▶ **Work instructions**
Return every line of the data below that includes the string "alta".

-- start Stored records --

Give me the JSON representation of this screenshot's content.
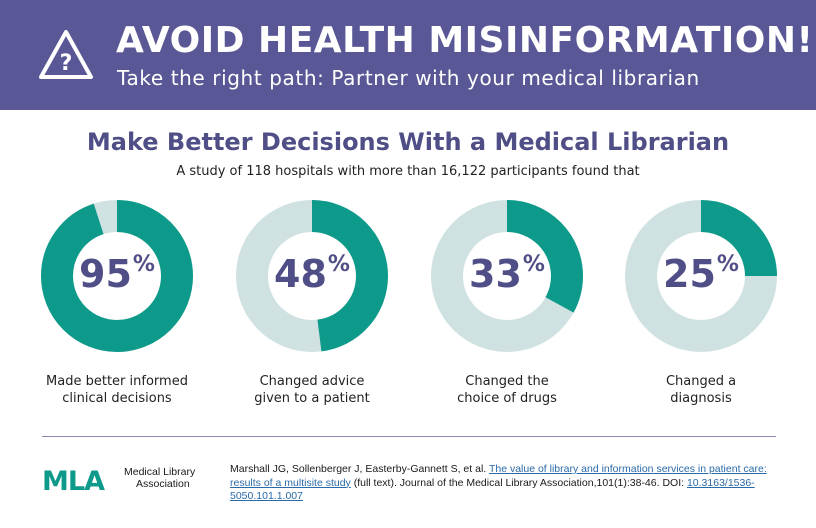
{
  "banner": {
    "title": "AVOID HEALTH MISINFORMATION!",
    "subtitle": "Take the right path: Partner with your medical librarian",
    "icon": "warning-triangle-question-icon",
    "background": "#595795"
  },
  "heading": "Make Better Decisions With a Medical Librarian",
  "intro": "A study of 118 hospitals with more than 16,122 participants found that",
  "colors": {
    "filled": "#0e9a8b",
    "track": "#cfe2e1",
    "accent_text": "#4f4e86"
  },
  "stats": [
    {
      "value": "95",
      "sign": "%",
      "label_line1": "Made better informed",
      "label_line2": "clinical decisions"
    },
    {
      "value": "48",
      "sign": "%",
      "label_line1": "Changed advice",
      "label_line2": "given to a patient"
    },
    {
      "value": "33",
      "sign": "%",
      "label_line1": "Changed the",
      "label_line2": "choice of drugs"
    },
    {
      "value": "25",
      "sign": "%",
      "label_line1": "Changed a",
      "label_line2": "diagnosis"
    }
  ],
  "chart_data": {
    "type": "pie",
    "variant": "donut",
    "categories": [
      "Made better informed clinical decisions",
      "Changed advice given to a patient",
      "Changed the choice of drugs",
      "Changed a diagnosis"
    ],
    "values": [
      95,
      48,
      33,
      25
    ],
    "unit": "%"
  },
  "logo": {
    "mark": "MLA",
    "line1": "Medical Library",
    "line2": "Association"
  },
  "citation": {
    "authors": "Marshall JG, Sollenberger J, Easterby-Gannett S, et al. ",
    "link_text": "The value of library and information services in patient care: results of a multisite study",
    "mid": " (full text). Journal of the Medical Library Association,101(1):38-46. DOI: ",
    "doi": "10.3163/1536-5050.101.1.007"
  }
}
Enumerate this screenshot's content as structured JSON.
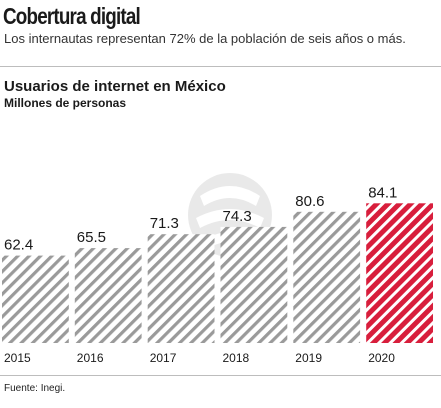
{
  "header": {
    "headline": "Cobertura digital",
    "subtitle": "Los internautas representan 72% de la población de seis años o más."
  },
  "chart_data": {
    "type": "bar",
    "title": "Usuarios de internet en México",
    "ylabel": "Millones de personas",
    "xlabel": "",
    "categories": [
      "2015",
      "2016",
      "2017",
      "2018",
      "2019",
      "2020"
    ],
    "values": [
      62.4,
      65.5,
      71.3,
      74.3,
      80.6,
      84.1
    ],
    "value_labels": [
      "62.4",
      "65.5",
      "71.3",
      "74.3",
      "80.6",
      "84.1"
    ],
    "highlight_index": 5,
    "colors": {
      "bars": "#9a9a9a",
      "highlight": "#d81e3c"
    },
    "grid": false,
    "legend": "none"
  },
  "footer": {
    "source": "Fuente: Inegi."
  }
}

-- end Stored records --
-- start Stored records --

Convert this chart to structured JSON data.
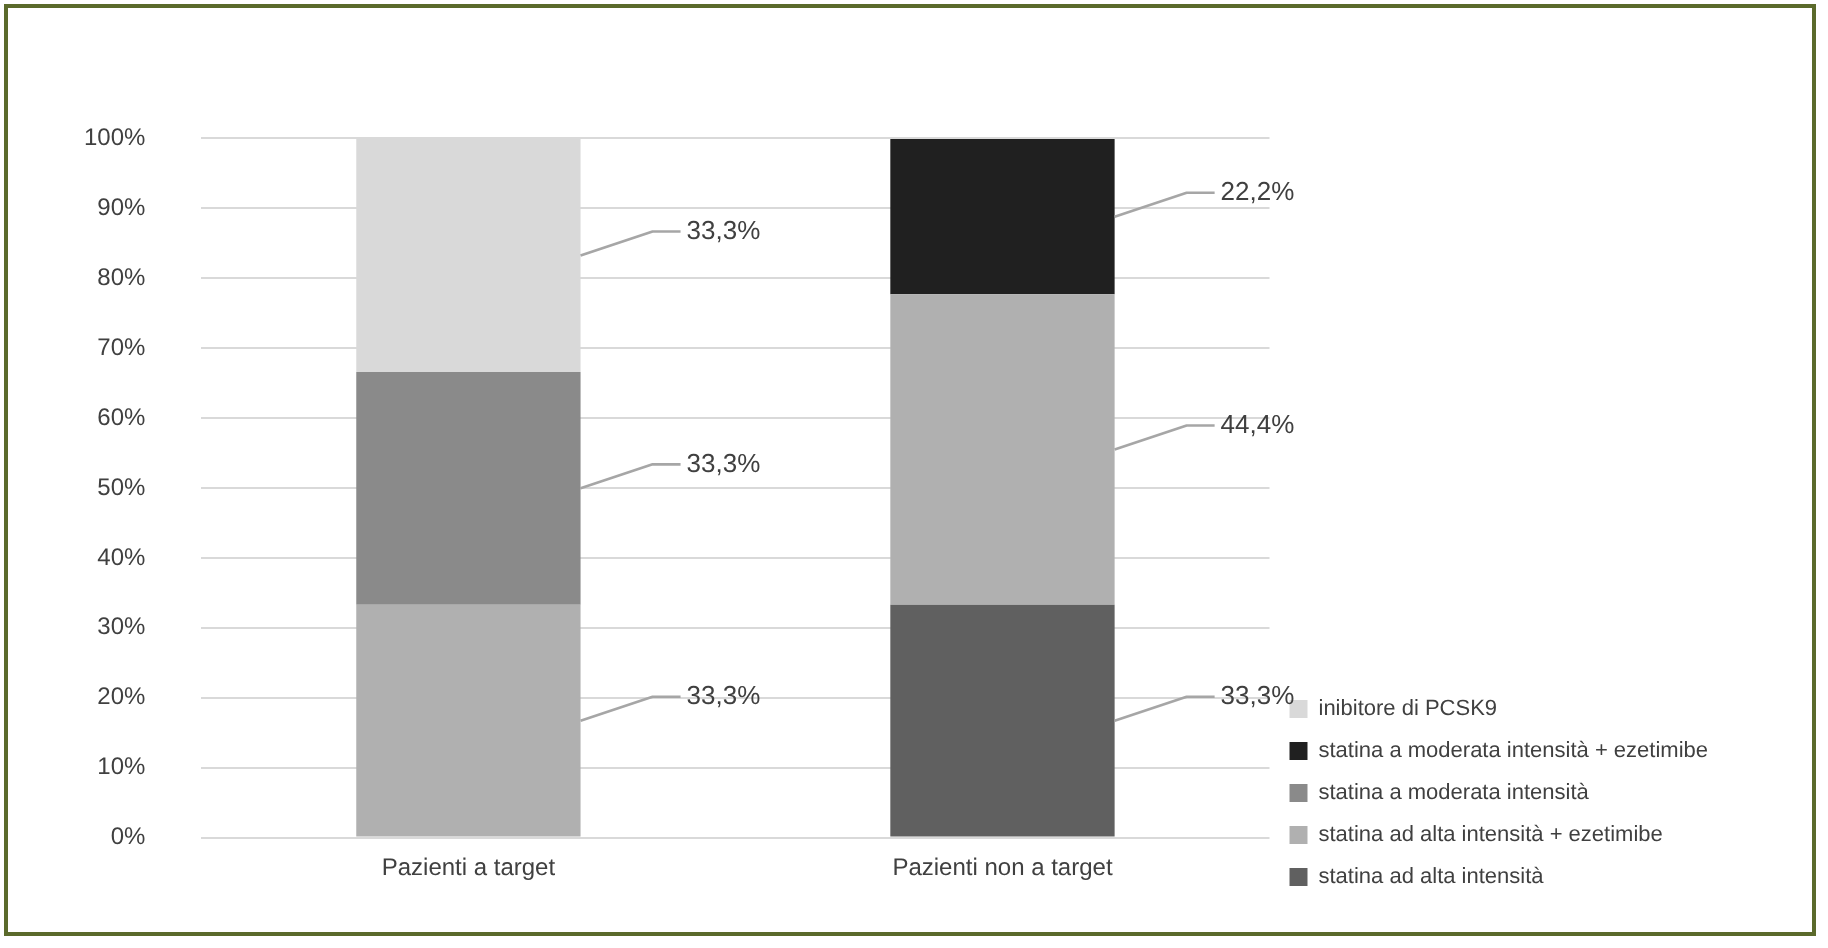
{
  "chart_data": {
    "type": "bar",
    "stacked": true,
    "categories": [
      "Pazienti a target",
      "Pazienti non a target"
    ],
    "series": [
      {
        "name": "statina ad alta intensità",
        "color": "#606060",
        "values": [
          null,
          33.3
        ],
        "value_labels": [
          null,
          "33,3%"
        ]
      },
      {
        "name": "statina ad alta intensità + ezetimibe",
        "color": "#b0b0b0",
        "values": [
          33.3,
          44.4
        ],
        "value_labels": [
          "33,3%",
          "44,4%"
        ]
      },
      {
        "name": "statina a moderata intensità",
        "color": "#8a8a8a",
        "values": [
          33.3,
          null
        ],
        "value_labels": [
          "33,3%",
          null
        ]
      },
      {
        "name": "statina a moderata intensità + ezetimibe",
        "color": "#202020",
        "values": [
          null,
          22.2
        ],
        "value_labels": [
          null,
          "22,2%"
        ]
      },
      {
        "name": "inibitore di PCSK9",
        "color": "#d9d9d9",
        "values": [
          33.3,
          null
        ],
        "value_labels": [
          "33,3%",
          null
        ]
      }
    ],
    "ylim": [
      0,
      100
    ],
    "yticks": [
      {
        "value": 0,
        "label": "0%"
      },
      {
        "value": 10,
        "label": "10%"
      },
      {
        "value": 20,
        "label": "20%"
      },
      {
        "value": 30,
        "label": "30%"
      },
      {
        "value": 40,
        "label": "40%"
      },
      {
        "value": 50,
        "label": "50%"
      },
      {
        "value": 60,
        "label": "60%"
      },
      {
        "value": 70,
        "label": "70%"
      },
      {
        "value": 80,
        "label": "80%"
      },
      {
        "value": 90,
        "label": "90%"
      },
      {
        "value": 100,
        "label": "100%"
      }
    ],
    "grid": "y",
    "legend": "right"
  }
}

-- end Stored records --

▶ **Exercise solution**
        "name": "statina ad alta intensità",
        "name": "statina ad alta intensità + ezetimibe",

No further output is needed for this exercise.